■ Task to carry out: What follows are records. Restate all of them word for word.

[Data entries]
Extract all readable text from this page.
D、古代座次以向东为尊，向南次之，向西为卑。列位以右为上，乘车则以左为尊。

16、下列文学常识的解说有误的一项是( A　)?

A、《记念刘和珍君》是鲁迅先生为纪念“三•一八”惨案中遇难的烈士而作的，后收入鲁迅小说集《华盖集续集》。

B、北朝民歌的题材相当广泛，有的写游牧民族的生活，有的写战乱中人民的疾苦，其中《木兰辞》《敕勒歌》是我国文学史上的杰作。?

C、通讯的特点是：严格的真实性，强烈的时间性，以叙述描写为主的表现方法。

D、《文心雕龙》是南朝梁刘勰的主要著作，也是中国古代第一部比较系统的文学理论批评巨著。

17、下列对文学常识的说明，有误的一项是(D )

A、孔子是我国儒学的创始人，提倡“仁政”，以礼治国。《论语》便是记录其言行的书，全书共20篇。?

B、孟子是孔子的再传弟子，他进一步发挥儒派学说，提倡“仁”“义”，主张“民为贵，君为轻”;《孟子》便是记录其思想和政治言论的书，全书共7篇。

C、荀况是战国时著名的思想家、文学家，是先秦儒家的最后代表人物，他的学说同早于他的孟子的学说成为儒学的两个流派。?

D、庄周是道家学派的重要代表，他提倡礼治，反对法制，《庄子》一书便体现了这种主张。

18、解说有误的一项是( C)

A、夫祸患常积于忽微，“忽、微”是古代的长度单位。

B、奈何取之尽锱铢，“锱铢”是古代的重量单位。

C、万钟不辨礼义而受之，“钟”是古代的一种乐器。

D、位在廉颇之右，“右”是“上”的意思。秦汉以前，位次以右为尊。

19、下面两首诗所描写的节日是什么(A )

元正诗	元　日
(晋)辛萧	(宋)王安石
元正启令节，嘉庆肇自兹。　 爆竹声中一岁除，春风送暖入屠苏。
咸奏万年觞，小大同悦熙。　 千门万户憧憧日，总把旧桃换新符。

■ Written solution:
Extract all readable text from this page.
D、古代座次以向东为尊，向南次之，向西为卑。列位以右为上，乘车则以左为尊。

16、下列文学常识的解说有误的一项是( A　)?

A、《记念刘和珍君》是鲁迅先生为纪念“三•一八”惨案中遇难的烈士而作的，后收入鲁迅小说集《华盖集续集》。

B、北朝民歌的题材相当广泛，有的写游牧民族的生活，有的写战乱中人民的疾苦，其中《木兰辞》《敕勒歌》是我国文学史上的杰作。?

C、通讯的特点是：严格的真实性，强烈的时间性，以叙述描写为主的表现方法。

D、《文心雕龙》是南朝梁刘勰的主要著作，也是中国古代第一部比较系统的文学理论批评巨著。

17、下列对文学常识的说明，有误的一项是(D )

A、孔子是我国儒学的创始人，提倡“仁政”，以礼治国。《论语》便是记录其言行的书，全书共20篇。?

B、孟子是孔子的再传弟子，他进一步发挥儒派学说，提倡“仁”“义”，主张“民为贵，君为轻”;《孟子》便是记录其思想和政治言论的书，全书共7篇。

C、荀况是战国时著名的思想家、文学家，是先秦儒家的最后代表人物，他的学说同早于他的孟子的学说成为儒学的两个流派。?

D、庄周是道家学派的重要代表，他提倡礼治，反对法制，《庄子》一书便体现了这种主张。

18、解说有误的一项是( C)

A、夫祸患常积于忽微，“忽、微”是古代的长度单位。

B、奈何取之尽锱铢，“锱铢”是古代的重量单位。

C、万钟不辨礼义而受之，“钟”是古代的一种乐器。

D、位在廉颇之右，“右”是“上”的意思。秦汉以前，位次以右为尊。

19、下面两首诗所描写的节日是什么(A )

元正诗	元　日
(晋)辛萧	(宋)王安石
元正启令节，嘉庆肇自兹。　 爆竹声中一岁除，春风送暖入屠苏。
咸奏万年觞，小大同悦熙。　 千门万户憧憧日，总把旧桃换新符。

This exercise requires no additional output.